-- Start --

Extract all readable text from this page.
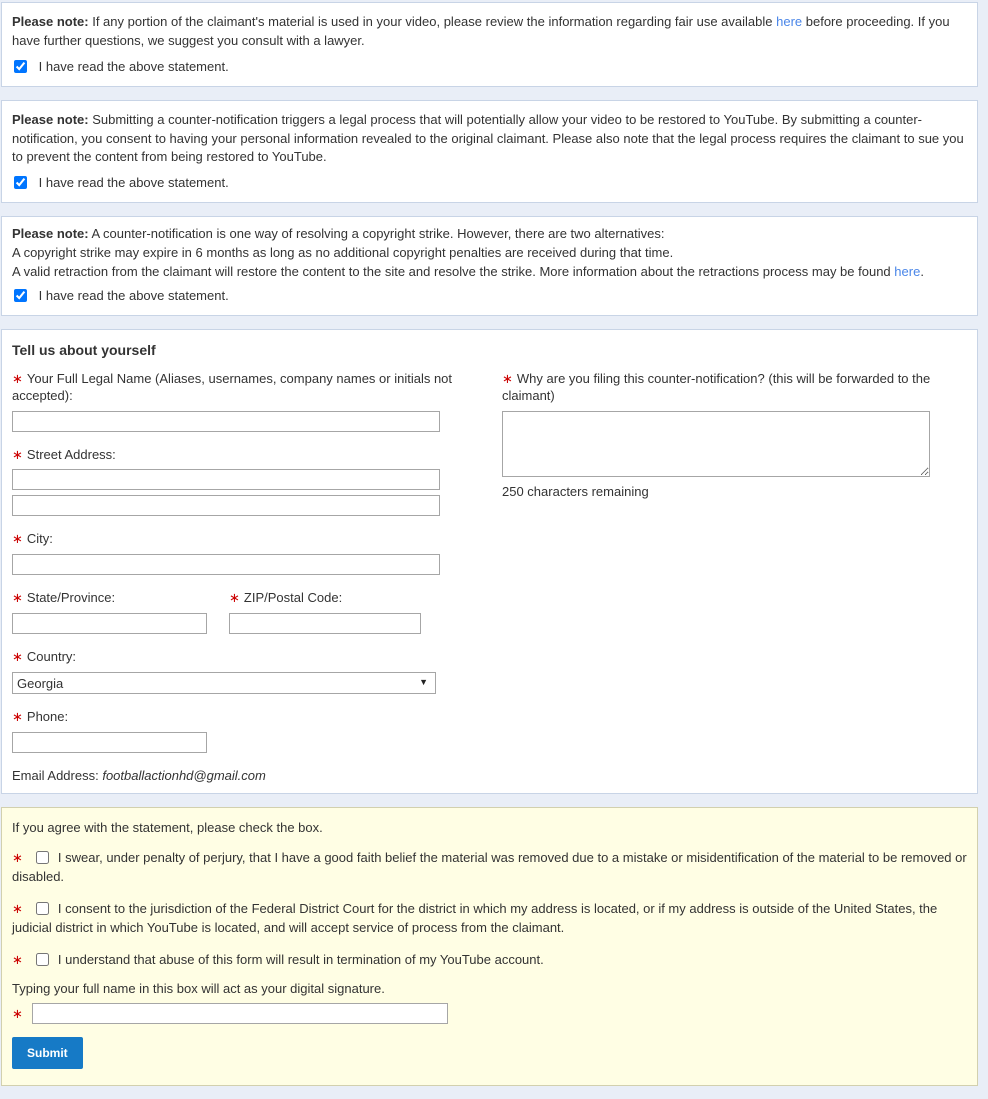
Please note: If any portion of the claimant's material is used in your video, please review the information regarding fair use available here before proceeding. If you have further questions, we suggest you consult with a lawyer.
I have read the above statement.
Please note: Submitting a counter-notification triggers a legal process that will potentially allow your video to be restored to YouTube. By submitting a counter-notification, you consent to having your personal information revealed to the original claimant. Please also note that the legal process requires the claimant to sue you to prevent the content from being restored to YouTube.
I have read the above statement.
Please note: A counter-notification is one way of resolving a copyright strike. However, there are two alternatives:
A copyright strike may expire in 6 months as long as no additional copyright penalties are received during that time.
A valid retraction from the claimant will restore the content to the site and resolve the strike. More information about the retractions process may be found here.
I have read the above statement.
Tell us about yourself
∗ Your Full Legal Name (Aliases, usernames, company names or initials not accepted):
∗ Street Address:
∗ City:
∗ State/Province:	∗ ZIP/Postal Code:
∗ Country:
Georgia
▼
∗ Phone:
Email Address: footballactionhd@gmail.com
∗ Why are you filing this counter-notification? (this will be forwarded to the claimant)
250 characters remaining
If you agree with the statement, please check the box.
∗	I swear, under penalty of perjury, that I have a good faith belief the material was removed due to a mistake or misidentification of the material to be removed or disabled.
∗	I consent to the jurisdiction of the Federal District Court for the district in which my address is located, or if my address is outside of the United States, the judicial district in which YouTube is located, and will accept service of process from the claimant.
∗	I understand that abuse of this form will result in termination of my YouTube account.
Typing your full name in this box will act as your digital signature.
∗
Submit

-- End --
-- Start --

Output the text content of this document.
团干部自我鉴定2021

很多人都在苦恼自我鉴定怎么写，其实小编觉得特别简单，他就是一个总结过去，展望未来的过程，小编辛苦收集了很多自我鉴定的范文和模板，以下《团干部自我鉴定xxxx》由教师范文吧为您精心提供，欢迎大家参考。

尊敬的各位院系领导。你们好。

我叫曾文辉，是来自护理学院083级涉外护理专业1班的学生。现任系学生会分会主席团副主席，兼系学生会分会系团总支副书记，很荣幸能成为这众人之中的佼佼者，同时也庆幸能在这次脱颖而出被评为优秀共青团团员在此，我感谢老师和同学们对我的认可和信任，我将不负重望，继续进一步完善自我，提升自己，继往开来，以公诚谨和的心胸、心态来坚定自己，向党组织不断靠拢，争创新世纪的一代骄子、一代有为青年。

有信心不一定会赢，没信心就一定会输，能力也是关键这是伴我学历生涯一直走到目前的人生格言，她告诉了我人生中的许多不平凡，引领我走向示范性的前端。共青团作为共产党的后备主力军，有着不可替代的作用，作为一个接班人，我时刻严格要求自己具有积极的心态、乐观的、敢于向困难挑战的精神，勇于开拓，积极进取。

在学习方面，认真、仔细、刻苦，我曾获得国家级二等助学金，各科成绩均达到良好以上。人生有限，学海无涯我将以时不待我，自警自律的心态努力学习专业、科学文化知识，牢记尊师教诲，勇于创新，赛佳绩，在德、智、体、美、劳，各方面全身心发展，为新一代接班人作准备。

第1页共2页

-- End --

■ Short exercise
Determine how many lines of the entries above carry the string "text", and give that number alone.

■ Answer for the task
2